'''

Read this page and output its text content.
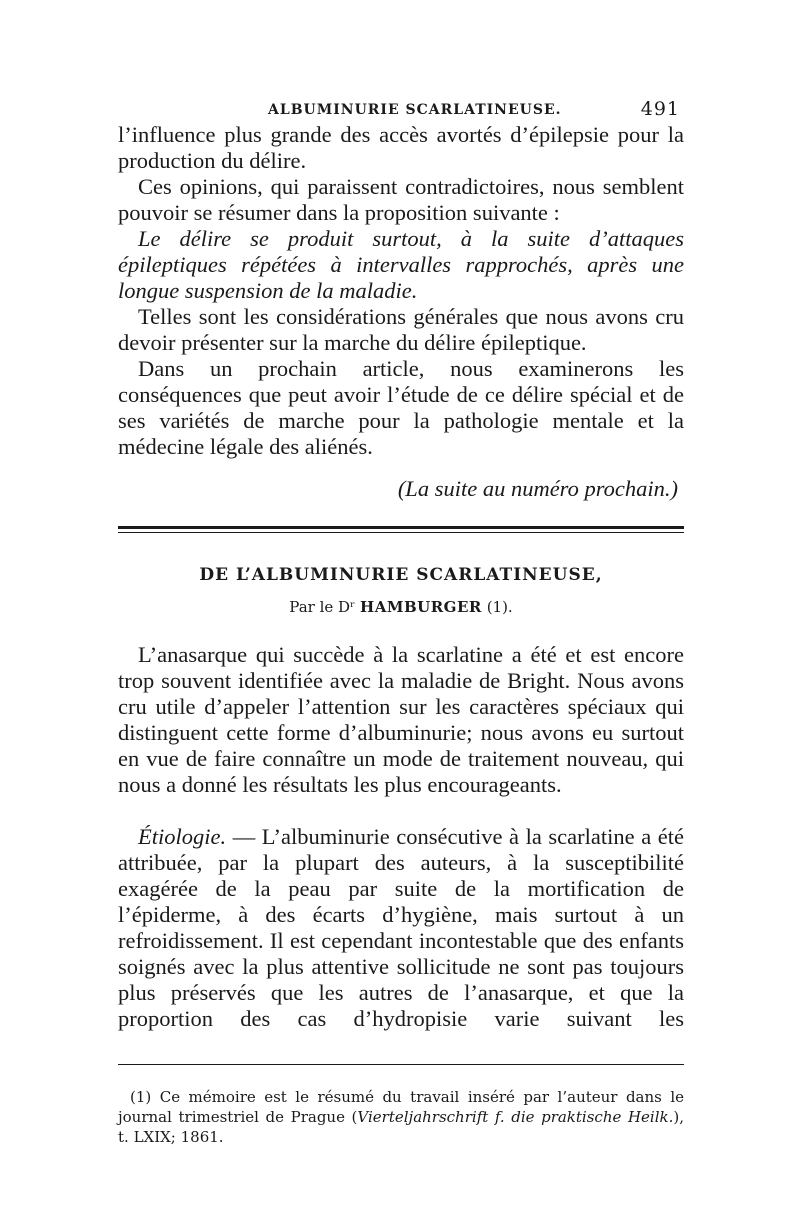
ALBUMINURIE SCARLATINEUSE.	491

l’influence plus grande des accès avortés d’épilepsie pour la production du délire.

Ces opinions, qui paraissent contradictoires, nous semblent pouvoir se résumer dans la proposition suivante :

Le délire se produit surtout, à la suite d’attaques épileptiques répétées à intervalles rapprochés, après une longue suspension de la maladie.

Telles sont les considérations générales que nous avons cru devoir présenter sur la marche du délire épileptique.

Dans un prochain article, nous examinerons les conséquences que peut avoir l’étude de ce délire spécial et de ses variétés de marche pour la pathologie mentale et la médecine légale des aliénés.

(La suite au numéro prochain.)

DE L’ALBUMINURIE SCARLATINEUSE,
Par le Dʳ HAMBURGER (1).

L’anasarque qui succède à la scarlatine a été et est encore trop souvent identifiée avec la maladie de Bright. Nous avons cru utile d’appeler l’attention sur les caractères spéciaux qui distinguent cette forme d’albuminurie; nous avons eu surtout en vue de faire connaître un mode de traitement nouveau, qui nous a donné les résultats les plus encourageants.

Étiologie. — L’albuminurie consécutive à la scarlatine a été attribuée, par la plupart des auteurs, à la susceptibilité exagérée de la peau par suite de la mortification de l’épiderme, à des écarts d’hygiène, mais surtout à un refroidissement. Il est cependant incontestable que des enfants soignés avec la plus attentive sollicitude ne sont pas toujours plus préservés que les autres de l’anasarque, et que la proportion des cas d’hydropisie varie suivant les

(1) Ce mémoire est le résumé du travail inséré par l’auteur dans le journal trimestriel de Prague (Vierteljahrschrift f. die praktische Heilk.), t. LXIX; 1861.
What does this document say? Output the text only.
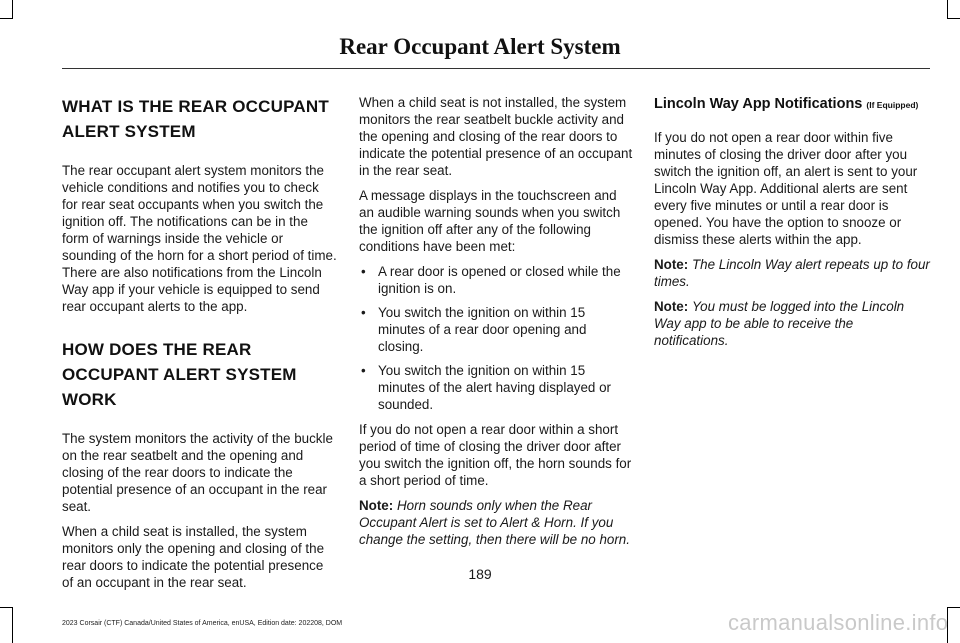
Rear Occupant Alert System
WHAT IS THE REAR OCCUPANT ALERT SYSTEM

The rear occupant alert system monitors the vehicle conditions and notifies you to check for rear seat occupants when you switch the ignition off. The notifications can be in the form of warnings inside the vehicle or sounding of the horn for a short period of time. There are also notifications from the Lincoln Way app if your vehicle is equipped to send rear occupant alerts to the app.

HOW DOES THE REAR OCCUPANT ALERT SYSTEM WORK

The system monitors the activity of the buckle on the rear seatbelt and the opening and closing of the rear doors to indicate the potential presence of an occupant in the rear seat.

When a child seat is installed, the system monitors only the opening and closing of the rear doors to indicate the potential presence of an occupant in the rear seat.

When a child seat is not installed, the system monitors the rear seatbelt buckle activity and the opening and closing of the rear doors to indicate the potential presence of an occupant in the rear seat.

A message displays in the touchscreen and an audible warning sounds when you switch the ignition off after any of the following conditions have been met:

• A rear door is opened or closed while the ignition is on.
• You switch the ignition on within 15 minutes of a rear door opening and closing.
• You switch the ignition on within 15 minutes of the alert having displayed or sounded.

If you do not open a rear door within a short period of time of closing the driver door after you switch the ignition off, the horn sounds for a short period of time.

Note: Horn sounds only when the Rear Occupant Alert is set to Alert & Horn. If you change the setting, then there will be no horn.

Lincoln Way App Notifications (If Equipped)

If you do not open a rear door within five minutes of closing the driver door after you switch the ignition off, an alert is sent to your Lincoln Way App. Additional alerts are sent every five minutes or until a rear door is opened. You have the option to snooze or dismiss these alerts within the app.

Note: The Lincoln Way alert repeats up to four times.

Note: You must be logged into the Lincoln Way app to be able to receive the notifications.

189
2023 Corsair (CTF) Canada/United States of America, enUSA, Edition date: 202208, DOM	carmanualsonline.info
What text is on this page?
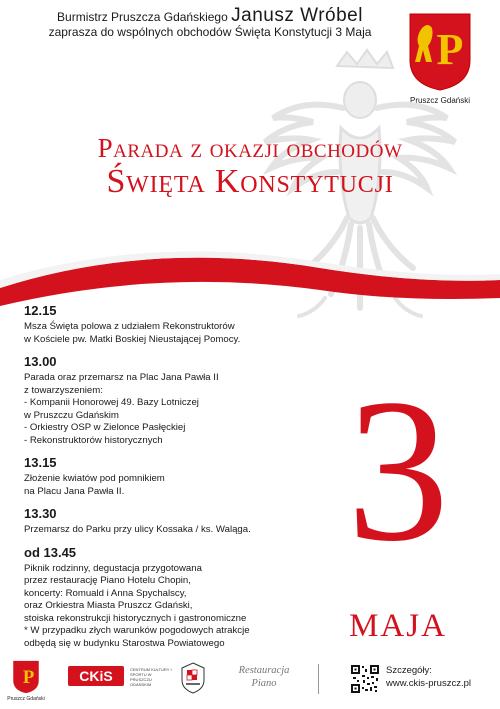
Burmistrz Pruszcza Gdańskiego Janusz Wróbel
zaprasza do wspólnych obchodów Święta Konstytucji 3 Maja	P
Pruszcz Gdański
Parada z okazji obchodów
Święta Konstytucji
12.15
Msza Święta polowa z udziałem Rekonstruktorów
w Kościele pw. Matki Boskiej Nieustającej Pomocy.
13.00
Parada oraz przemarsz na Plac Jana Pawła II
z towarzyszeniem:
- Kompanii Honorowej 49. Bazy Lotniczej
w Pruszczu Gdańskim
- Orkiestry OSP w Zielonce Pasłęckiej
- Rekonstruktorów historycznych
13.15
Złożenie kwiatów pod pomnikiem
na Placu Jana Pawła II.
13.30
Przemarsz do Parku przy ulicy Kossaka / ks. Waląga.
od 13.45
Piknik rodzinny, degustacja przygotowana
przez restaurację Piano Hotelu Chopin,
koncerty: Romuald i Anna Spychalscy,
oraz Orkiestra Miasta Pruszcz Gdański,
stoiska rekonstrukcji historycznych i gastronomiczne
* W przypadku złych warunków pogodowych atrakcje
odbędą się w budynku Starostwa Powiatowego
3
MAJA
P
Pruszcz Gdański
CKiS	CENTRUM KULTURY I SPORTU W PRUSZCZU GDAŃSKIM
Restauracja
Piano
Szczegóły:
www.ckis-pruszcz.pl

'''
'''

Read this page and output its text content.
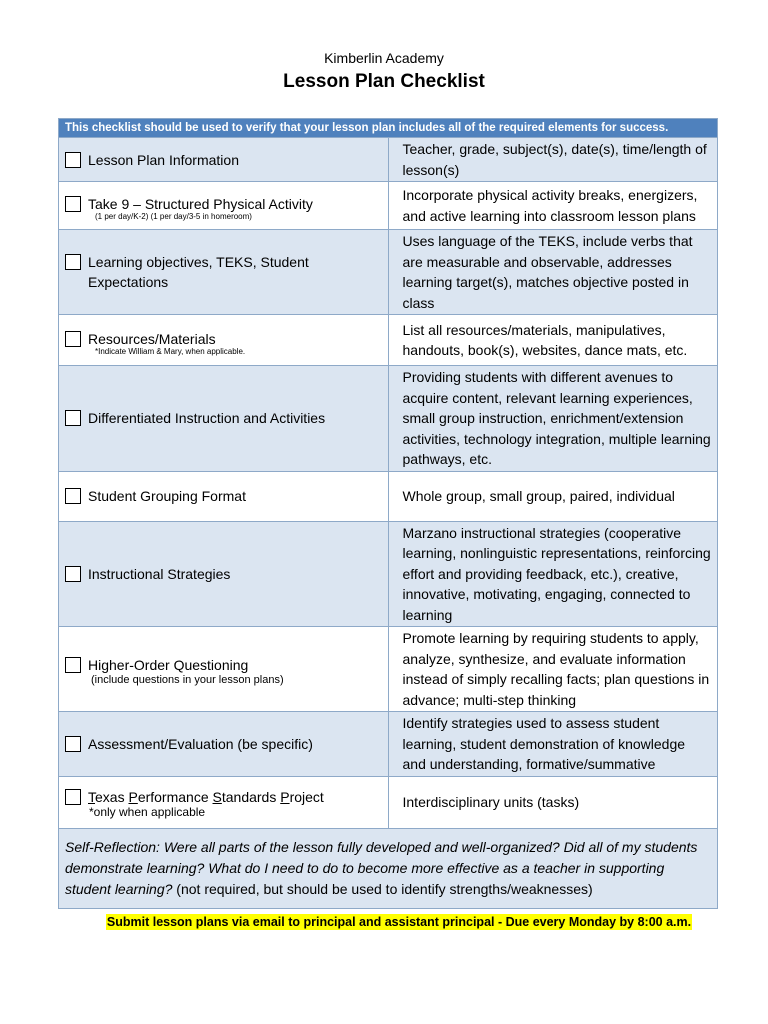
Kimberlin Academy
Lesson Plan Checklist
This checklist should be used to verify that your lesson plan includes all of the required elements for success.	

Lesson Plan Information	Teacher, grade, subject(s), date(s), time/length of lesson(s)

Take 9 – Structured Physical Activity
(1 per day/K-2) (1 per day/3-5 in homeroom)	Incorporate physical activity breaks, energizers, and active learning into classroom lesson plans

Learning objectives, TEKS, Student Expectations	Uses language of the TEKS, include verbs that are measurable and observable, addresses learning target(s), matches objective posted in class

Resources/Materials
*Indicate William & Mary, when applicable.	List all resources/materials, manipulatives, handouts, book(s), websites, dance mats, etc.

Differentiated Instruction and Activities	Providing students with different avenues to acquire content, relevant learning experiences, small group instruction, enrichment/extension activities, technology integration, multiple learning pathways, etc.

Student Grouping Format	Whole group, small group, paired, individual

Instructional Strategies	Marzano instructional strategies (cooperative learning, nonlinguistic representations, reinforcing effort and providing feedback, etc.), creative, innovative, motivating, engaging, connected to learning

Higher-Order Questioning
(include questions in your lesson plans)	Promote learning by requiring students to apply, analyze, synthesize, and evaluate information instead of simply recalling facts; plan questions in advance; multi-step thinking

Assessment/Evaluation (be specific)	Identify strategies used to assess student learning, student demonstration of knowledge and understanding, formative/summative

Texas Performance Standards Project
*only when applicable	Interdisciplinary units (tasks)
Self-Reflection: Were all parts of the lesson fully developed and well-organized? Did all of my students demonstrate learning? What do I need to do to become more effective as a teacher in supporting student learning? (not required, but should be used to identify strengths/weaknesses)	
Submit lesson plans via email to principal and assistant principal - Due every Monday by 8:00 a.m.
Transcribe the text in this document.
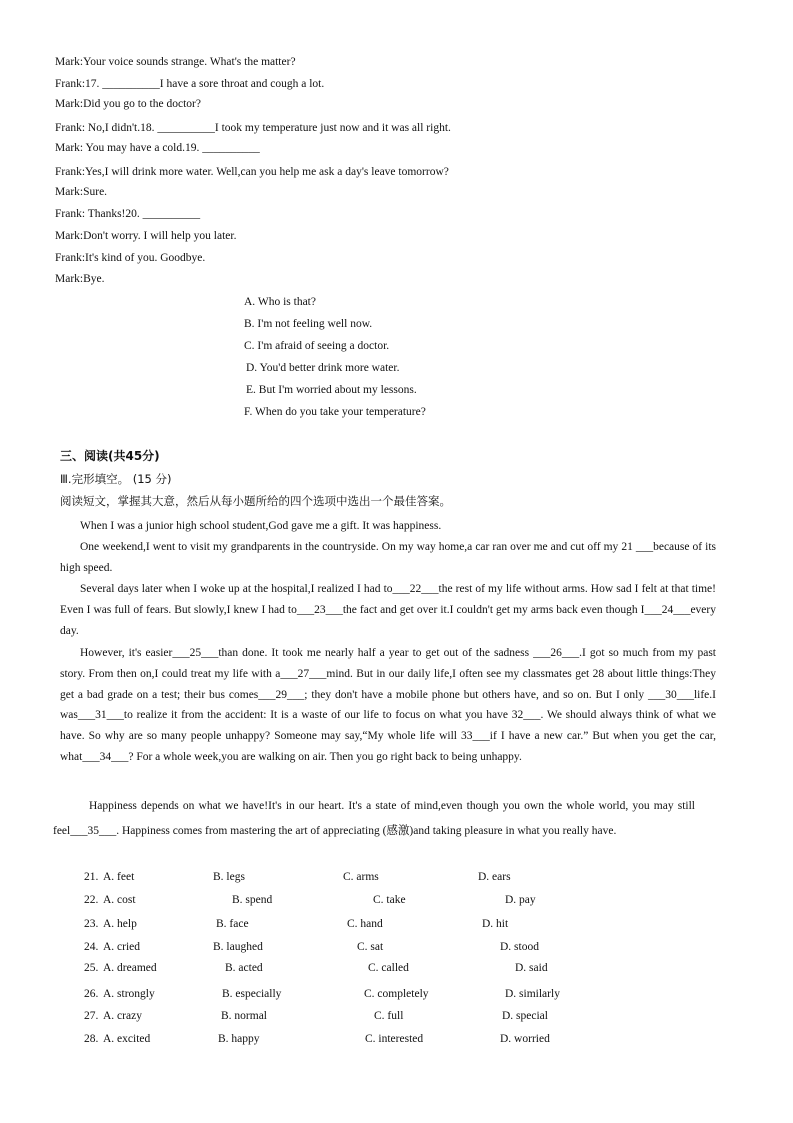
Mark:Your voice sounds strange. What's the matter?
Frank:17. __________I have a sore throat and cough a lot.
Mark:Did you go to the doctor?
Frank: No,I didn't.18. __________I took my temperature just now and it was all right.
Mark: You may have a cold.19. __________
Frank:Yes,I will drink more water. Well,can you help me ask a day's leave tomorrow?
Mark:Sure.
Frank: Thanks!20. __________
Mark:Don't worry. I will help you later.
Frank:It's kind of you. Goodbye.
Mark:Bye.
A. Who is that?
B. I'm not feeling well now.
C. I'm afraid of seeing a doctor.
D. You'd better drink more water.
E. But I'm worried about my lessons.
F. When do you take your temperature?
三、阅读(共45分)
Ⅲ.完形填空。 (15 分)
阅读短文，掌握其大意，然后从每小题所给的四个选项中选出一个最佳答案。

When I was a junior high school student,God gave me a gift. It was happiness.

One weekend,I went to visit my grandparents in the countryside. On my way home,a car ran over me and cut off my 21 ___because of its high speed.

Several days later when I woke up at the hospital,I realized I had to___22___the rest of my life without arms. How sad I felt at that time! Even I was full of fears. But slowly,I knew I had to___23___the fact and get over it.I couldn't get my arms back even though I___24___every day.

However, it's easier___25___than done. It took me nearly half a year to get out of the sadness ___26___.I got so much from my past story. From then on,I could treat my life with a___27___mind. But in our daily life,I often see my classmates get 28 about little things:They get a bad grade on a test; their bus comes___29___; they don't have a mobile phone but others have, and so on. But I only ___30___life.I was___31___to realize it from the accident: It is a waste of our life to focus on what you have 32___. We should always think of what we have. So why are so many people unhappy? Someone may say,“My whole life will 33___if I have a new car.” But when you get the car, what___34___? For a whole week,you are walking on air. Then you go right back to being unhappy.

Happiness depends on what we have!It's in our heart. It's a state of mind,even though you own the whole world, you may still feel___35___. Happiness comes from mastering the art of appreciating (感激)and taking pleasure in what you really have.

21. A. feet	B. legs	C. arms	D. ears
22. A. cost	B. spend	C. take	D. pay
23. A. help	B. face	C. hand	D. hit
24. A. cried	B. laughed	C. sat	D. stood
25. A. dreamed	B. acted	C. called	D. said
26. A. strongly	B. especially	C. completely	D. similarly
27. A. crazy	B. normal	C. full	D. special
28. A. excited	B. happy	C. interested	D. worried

'''

Give the count of lines holding the word "opening", with no other words.

▶ [Task result]: 4